** Task prompt **
Count, in the entries below, the lines in which "title" occurs. Give the number, nothing more.

** Provided data **
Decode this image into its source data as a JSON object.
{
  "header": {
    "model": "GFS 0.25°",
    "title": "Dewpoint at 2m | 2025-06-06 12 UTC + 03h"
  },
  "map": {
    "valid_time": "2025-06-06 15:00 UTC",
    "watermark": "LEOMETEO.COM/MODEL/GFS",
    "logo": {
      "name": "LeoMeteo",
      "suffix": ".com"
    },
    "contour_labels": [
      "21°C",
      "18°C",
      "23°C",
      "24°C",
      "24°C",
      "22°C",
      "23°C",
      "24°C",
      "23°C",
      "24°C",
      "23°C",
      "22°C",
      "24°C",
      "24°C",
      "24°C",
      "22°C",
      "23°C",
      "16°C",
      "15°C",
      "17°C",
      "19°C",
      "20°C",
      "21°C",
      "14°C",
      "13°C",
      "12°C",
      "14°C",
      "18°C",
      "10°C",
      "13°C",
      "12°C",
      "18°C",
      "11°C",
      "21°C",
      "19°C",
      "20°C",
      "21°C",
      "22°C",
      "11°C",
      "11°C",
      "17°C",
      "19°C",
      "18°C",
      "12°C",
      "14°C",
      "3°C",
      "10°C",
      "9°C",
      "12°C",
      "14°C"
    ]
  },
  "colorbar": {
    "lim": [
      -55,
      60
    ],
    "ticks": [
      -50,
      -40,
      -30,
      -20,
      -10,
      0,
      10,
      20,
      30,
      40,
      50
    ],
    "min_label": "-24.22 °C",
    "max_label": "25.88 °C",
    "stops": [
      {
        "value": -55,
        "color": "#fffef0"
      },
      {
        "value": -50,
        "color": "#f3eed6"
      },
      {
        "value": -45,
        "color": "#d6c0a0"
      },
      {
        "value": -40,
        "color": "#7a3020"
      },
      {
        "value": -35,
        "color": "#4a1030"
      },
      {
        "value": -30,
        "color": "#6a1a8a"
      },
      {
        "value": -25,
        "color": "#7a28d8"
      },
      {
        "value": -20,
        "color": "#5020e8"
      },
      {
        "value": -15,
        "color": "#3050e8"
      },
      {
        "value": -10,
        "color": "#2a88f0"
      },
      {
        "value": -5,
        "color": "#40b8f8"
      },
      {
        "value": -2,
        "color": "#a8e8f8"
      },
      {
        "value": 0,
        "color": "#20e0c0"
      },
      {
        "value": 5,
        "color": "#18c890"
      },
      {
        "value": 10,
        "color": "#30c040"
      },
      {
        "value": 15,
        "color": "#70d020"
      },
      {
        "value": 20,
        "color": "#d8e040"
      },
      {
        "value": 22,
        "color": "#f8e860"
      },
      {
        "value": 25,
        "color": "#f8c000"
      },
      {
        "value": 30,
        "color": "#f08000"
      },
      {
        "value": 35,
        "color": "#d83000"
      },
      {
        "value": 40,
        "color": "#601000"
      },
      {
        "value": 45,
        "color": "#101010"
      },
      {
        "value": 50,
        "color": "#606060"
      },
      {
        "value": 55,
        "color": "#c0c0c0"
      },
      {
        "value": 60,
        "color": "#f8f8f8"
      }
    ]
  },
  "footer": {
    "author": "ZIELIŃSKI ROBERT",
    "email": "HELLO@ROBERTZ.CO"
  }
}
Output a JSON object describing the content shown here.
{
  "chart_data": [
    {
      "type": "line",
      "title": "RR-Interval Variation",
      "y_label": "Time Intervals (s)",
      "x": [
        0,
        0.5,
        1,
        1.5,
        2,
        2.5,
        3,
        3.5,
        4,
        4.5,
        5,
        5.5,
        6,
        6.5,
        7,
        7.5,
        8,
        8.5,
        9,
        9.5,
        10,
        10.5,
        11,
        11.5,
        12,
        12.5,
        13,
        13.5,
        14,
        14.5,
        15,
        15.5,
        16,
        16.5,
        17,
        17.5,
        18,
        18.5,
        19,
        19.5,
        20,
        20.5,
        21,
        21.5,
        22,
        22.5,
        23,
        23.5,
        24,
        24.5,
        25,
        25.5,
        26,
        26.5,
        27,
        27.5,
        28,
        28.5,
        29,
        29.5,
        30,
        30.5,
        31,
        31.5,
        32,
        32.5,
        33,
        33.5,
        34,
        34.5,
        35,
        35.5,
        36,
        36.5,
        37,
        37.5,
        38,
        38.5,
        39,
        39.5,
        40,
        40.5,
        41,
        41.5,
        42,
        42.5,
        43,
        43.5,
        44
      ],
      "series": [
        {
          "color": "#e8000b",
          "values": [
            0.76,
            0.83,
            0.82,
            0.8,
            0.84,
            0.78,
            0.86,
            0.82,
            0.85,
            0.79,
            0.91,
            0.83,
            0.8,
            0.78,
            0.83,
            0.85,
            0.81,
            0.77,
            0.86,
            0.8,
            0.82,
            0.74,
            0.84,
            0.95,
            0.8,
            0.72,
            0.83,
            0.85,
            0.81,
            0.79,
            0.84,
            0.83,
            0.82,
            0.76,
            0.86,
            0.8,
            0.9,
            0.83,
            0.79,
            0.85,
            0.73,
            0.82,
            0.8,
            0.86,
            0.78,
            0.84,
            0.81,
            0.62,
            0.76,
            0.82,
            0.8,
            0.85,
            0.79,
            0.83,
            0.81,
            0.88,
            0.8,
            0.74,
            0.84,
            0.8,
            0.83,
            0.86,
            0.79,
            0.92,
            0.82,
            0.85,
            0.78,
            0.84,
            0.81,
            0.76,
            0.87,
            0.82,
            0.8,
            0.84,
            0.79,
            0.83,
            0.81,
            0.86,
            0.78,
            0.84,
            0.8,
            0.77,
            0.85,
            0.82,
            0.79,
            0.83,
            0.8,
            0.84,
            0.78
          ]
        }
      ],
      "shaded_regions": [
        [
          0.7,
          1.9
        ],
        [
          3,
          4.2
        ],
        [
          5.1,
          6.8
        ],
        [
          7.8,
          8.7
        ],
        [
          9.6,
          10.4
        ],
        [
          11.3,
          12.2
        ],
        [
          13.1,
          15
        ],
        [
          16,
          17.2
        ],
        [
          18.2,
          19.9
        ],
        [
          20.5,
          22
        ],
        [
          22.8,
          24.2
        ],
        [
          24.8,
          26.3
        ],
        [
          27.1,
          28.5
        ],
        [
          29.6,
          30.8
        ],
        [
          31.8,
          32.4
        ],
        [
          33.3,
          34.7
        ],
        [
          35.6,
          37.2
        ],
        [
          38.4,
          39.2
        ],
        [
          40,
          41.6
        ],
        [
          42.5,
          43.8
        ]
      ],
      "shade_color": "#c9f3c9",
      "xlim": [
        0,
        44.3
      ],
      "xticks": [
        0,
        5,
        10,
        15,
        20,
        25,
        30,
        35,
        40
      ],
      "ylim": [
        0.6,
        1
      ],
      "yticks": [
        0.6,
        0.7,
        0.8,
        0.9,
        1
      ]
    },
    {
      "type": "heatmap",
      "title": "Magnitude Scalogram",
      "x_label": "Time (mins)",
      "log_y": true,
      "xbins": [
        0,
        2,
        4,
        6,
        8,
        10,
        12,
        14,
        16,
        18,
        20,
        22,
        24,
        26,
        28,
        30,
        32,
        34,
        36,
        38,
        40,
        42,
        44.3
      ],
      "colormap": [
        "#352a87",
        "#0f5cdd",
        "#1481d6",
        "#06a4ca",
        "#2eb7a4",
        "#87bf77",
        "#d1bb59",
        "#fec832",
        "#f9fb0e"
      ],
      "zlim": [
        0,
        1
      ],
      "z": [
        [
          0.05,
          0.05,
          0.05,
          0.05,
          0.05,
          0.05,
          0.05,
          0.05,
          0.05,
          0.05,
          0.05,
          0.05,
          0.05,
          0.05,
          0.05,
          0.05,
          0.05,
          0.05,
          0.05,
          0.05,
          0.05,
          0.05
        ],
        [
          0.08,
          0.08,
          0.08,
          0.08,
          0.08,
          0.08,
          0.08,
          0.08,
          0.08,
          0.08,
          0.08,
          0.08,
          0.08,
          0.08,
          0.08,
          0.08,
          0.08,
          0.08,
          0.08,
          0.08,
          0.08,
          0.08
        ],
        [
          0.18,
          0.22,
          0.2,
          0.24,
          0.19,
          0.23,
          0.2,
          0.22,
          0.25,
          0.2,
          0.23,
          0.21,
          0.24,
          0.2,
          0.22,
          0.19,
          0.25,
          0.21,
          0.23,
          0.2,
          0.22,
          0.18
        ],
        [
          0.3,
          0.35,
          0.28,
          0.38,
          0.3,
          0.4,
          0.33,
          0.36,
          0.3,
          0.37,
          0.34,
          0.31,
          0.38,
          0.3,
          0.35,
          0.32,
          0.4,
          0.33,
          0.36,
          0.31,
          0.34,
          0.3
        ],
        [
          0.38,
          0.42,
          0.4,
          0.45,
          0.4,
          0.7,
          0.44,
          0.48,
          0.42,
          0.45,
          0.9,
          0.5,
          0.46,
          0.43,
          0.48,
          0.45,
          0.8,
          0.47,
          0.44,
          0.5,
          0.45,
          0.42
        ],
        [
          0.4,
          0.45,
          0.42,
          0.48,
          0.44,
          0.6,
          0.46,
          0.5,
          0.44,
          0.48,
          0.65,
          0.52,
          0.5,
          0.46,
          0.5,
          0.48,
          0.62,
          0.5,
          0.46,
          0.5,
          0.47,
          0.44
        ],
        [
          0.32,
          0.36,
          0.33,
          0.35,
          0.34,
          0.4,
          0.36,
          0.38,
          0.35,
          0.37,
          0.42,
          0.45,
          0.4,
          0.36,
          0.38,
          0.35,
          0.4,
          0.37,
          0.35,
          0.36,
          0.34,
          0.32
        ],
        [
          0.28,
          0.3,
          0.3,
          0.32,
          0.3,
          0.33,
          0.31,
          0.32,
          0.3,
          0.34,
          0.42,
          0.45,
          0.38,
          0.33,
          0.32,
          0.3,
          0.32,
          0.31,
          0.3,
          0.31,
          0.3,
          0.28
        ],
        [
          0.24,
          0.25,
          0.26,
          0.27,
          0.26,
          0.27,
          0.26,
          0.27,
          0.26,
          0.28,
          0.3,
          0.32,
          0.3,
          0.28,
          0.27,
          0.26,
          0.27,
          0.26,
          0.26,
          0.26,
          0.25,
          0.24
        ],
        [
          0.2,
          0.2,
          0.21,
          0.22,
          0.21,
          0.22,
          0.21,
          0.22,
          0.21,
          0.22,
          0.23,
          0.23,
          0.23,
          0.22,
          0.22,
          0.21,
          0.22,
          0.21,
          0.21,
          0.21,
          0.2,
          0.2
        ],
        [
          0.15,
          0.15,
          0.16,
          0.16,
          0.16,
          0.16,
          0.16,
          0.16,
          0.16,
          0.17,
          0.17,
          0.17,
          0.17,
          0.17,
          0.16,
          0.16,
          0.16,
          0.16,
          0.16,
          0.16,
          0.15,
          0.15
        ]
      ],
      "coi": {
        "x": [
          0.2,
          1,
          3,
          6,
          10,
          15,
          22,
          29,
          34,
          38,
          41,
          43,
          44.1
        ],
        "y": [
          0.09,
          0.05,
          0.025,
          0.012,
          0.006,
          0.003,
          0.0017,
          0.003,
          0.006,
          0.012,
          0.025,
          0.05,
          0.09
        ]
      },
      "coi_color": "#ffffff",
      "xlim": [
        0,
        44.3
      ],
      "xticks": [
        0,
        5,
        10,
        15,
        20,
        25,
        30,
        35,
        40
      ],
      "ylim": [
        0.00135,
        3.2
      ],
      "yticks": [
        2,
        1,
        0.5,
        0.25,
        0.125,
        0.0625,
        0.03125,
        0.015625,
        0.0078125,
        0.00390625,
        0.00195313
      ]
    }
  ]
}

** Finished exercise **
3